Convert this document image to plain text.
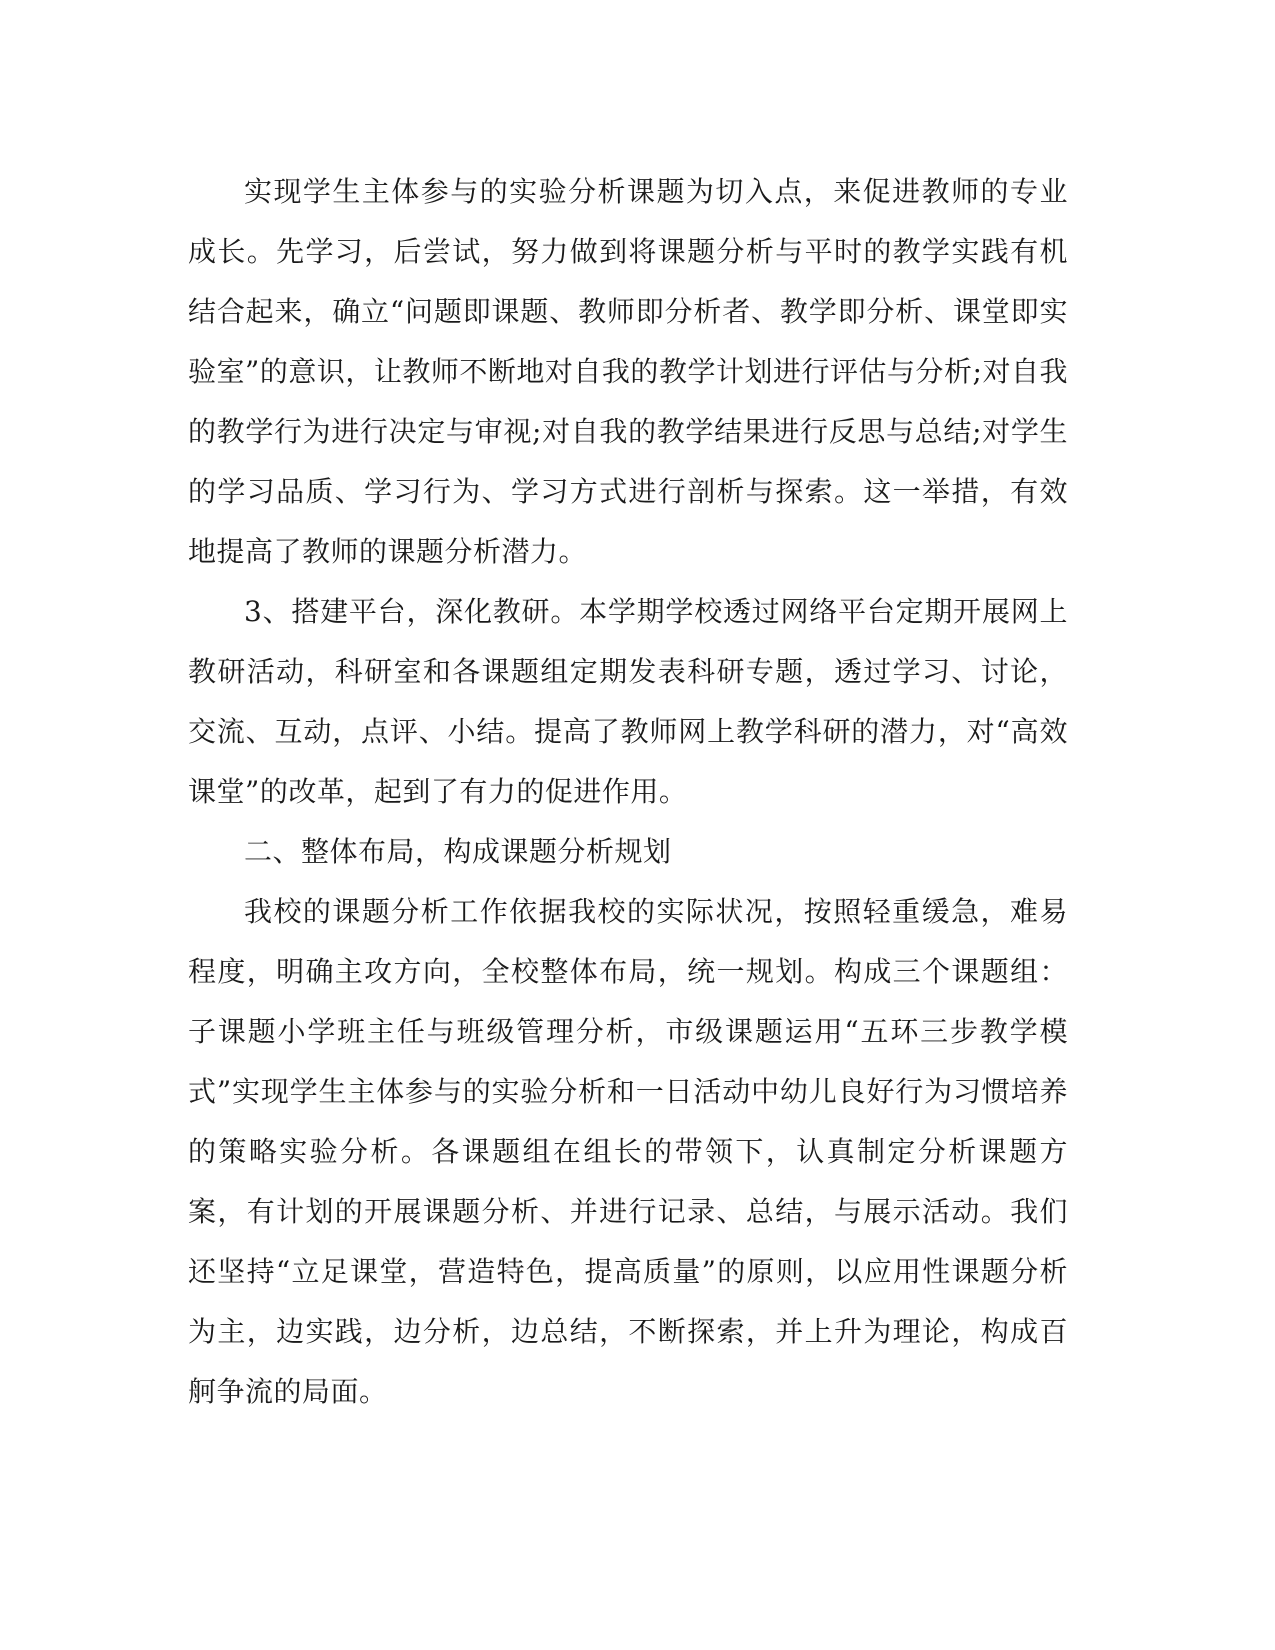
实现学生主体参与的实验分析课题为切入点，来促进教师的专业成长。先学习，后尝试，努力做到将课题分析与平时的教学实践有机结合起来，确立“问题即课题、教师即分析者、教学即分析、课堂即实验室”的意识，让教师不断地对自我的教学计划进行评估与分析;对自我的教学行为进行决定与审视;对自我的教学结果进行反思与总结;对学生的学习品质、学习行为、学习方式进行剖析与探索。这一举措，有效地提高了教师的课题分析潜力。

3、搭建平台，深化教研。本学期学校透过网络平台定期开展网上教研活动，科研室和各课题组定期发表科研专题，透过学习、讨论，交流、互动，点评、小结。提高了教师网上教学科研的潜力，对“高效课堂”的改革，起到了有力的促进作用。

二、整体布局，构成课题分析规划

我校的课题分析工作依据我校的实际状况，按照轻重缓急，难易程度，明确主攻方向，全校整体布局，统一规划。构成三个课题组：子课题小学班主任与班级管理分析，市级课题运用“五环三步教学模式”实现学生主体参与的实验分析和一日活动中幼儿良好行为习惯培养的策略实验分析。各课题组在组长的带领下，认真制定分析课题方案，有计划的开展课题分析、并进行记录、总结，与展示活动。我们还坚持“立足课堂，营造特色，提高质量”的原则，以应用性课题分析为主，边实践，边分析，边总结，不断探索，并上升为理论，构成百舸争流的局面。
* * * * * * *
Task brief:
Reproduce all of the entries word for word, skipping any pictures they hold.

Reply:
Convert this document image to plain text.
实现学生主体参与的实验分析课题为切入点，来促进教师的专业成长。先学习，后尝试，努力做到将课题分析与平时的教学实践有机结合起来，确立“问题即课题、教师即分析者、教学即分析、课堂即实验室”的意识，让教师不断地对自我的教学计划进行评估与分析;对自我的教学行为进行决定与审视;对自我的教学结果进行反思与总结;对学生的学习品质、学习行为、学习方式进行剖析与探索。这一举措，有效地提高了教师的课题分析潜力。

3、搭建平台，深化教研。本学期学校透过网络平台定期开展网上教研活动，科研室和各课题组定期发表科研专题，透过学习、讨论，交流、互动，点评、小结。提高了教师网上教学科研的潜力，对“高效课堂”的改革，起到了有力的促进作用。

二、整体布局，构成课题分析规划

我校的课题分析工作依据我校的实际状况，按照轻重缓急，难易程度，明确主攻方向，全校整体布局，统一规划。构成三个课题组：子课题小学班主任与班级管理分析，市级课题运用“五环三步教学模式”实现学生主体参与的实验分析和一日活动中幼儿良好行为习惯培养的策略实验分析。各课题组在组长的带领下，认真制定分析课题方案，有计划的开展课题分析、并进行记录、总结，与展示活动。我们还坚持“立足课堂，营造特色，提高质量”的原则，以应用性课题分析为主，边实践，边分析，边总结，不断探索，并上升为理论，构成百舸争流的局面。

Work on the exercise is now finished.